===== RECORD EXTRACTS
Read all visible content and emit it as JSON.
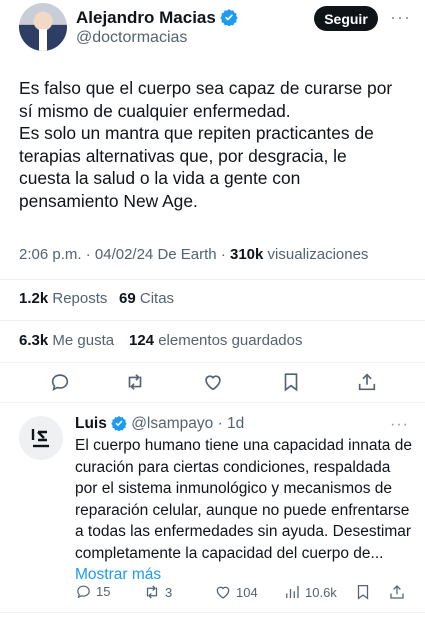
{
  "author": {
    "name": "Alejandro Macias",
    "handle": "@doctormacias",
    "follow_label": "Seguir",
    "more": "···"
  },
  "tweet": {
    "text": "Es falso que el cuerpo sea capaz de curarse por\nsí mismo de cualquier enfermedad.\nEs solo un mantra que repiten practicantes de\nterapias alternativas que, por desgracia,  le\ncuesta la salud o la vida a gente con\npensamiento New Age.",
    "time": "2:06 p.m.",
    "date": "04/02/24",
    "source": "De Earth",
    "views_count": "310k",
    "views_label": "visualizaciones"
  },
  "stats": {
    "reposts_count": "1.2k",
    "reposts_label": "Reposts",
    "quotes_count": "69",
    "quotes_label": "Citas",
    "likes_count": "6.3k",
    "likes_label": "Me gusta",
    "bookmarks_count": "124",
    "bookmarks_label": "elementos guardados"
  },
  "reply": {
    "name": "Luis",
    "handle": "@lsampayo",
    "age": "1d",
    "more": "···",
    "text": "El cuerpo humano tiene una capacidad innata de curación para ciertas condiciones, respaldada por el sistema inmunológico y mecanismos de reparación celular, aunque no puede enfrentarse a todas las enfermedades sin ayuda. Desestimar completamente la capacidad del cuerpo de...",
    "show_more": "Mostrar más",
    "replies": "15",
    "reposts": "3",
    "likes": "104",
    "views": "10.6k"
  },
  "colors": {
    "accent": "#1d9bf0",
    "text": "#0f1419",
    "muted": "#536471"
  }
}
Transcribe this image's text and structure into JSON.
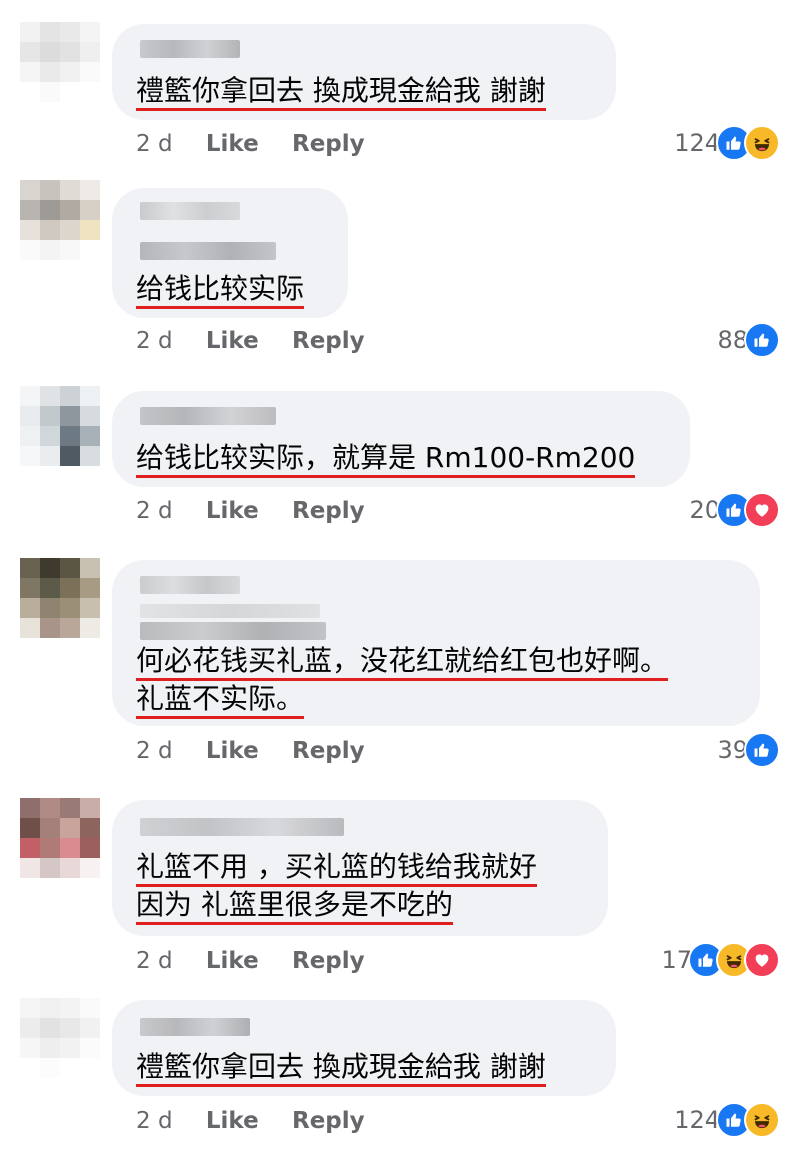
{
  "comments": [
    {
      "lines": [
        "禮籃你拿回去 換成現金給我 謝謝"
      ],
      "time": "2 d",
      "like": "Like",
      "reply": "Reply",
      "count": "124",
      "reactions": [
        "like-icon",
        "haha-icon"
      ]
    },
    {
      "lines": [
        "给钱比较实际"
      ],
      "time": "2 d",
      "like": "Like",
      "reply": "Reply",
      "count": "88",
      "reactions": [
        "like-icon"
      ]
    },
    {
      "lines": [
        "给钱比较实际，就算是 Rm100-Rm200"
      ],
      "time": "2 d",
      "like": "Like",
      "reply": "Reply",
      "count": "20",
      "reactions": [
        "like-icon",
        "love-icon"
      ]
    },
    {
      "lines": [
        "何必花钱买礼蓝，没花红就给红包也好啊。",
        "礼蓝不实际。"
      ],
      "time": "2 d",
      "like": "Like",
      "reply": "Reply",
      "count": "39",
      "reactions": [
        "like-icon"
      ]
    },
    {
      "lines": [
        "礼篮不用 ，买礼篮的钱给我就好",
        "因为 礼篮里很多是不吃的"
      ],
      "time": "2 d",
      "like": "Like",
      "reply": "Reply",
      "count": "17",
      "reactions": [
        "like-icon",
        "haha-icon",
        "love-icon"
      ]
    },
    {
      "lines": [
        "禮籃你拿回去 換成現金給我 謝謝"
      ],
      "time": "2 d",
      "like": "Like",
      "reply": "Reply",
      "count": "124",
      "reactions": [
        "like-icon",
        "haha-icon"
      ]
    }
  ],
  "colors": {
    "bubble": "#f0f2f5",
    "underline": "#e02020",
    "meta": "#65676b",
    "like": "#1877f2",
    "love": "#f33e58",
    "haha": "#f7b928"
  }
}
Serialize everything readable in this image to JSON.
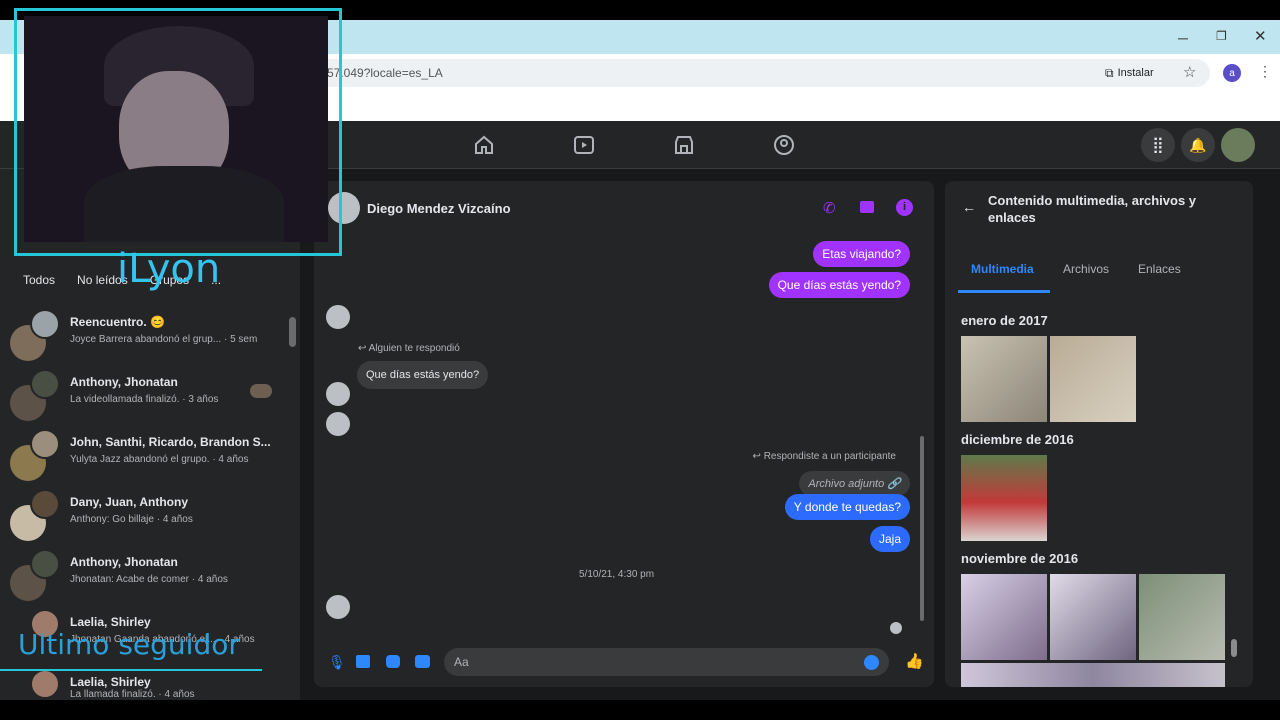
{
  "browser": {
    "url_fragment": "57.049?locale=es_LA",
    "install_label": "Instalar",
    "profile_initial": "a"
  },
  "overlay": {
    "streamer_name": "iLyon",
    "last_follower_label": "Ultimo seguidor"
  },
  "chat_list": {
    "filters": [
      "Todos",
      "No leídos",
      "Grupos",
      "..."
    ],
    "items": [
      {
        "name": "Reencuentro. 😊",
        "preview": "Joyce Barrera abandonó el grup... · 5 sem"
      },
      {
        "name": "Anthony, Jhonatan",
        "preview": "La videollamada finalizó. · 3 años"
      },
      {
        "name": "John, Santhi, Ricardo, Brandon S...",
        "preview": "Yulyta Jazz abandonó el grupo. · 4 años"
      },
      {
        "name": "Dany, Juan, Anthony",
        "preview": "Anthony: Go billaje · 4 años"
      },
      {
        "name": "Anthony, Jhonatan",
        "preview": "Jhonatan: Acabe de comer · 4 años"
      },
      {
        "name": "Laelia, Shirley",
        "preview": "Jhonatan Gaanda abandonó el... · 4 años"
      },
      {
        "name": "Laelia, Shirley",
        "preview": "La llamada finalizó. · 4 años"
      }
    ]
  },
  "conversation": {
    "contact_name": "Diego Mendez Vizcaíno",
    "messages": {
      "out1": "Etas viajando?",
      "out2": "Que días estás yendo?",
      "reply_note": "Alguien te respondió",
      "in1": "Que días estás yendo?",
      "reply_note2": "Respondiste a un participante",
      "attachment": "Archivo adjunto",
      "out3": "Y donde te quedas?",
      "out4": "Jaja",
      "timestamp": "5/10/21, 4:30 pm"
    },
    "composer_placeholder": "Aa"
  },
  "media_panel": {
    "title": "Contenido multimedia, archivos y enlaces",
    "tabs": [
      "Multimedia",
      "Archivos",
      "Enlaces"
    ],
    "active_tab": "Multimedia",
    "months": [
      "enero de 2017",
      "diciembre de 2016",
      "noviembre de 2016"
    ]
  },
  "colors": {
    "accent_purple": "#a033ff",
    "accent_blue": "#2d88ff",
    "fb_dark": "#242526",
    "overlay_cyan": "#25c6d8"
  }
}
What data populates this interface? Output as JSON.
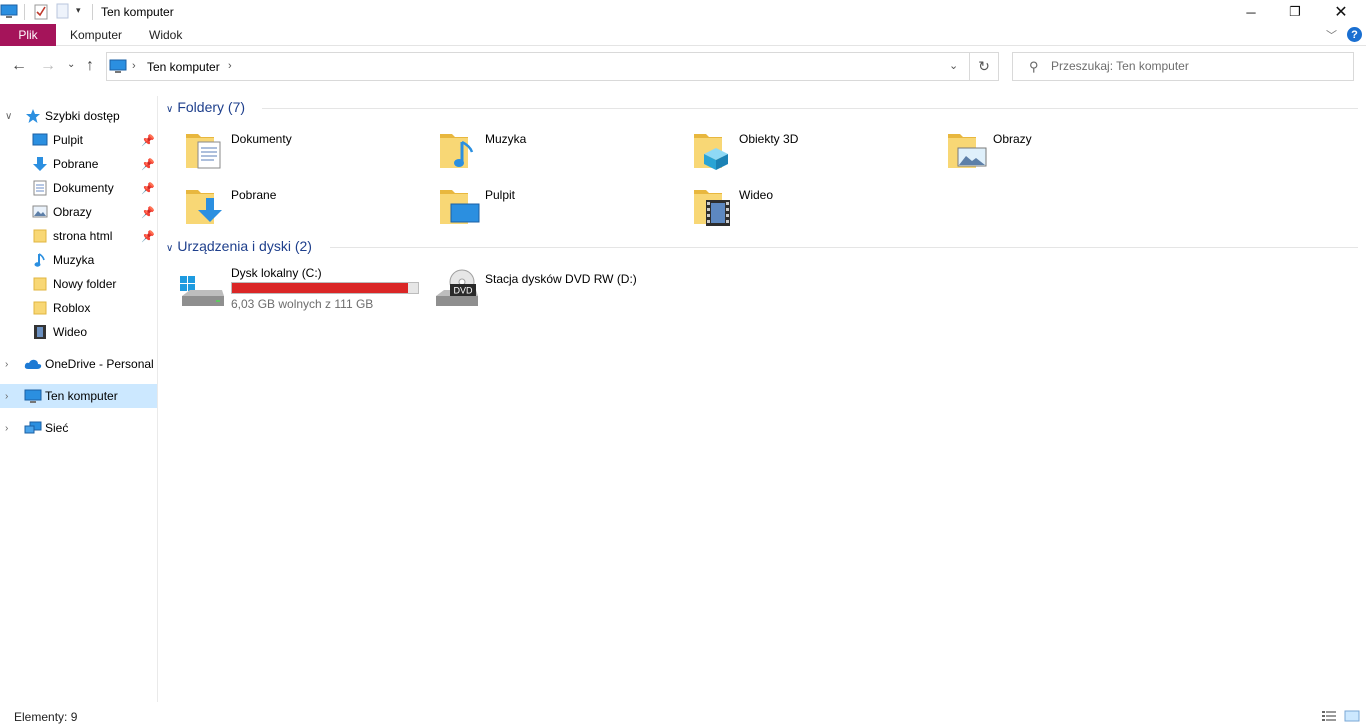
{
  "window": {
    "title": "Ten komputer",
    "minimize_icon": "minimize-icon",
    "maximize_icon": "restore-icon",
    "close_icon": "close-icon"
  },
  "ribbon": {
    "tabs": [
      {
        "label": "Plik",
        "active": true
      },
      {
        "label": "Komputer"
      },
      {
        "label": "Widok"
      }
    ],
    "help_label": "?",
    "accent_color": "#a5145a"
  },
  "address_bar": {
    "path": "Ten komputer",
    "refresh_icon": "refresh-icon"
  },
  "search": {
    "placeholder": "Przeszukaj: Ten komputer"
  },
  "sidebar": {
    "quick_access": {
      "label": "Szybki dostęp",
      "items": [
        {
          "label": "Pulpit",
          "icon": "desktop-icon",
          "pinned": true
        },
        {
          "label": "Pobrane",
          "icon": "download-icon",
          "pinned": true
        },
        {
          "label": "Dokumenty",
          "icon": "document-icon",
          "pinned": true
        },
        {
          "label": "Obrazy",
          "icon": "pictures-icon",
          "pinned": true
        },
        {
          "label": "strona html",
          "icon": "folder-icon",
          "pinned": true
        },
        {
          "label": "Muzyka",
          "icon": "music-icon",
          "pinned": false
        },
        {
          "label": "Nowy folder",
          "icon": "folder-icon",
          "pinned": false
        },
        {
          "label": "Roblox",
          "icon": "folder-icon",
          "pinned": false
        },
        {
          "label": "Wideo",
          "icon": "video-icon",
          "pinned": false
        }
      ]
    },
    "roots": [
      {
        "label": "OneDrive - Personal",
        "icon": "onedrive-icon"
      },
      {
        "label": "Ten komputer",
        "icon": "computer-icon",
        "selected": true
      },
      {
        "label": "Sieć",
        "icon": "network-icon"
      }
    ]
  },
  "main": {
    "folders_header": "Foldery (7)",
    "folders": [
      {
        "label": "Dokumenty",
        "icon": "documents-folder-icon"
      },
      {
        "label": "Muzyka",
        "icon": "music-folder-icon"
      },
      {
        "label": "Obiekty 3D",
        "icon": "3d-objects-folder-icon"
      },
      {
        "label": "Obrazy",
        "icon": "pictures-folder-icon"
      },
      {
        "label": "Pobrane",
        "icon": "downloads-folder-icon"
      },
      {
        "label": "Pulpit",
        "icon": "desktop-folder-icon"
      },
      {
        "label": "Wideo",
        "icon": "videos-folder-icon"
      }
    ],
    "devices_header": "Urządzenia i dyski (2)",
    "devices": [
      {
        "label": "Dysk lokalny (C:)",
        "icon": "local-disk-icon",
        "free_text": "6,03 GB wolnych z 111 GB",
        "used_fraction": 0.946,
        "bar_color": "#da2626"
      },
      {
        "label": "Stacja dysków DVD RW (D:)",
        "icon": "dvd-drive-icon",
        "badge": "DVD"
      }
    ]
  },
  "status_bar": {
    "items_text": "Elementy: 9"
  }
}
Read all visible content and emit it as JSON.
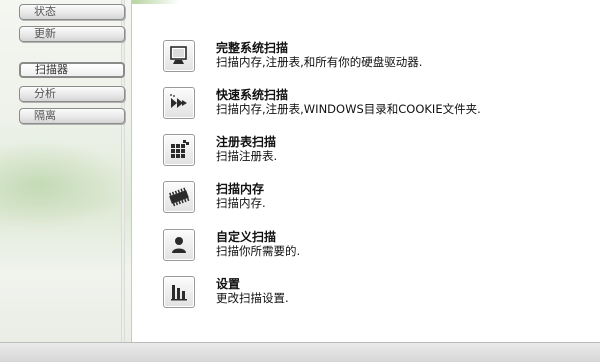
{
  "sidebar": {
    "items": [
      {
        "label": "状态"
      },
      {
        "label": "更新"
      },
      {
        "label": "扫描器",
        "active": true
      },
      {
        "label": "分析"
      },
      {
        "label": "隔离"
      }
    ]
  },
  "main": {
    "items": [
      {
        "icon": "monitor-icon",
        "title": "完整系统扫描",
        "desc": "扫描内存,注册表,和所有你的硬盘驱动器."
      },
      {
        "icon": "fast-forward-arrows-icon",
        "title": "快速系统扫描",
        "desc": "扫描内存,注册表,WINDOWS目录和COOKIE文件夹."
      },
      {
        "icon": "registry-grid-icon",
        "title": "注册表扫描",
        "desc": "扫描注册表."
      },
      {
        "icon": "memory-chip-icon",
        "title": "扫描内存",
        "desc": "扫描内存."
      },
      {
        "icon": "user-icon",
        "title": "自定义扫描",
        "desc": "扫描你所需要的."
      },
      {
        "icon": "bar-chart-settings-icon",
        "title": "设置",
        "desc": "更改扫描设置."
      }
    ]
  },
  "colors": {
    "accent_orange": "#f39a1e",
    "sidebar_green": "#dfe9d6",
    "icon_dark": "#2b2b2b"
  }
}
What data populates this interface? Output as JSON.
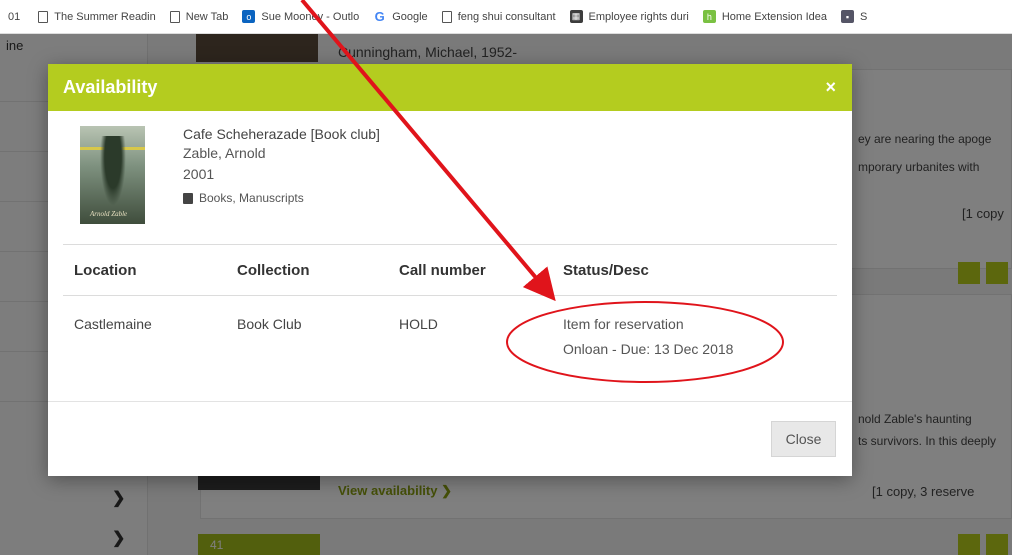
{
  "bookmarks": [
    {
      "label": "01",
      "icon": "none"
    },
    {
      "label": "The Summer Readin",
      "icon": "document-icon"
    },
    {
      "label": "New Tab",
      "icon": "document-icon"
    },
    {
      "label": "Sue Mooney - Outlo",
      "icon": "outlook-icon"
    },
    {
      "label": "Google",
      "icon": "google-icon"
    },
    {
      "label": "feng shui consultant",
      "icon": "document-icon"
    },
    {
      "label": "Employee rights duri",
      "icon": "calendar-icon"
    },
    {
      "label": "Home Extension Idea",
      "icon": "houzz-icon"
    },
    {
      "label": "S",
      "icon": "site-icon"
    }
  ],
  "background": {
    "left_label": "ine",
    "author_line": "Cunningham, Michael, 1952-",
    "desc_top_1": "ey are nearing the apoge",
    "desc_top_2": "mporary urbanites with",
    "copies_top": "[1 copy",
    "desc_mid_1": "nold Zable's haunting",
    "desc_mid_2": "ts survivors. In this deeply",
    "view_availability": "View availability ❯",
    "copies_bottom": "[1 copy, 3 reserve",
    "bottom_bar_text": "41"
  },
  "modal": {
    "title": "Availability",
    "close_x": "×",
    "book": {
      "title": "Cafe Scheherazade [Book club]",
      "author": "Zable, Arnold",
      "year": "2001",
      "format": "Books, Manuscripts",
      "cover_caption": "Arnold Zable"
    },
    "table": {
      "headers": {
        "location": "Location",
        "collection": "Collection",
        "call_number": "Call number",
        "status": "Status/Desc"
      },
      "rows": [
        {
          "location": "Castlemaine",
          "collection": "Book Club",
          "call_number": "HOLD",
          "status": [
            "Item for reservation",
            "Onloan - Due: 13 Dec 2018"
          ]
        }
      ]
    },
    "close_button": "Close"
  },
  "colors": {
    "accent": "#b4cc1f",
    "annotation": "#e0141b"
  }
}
==========
Show all lines in the entries above where the string "años" appears.

        "preview": "La videollamada finalizó. · 3 años"
        "preview": "Yulyta Jazz abandonó el grupo. · 4 años"
        "preview": "Anthony: Go billaje · 4 años"
        "preview": "Jhonatan: Acabe de comer · 4 años"
        "preview": "Jhonatan Gaanda abandonó el... · 4 años"
        "preview": "La llamada finalizó. · 4 años"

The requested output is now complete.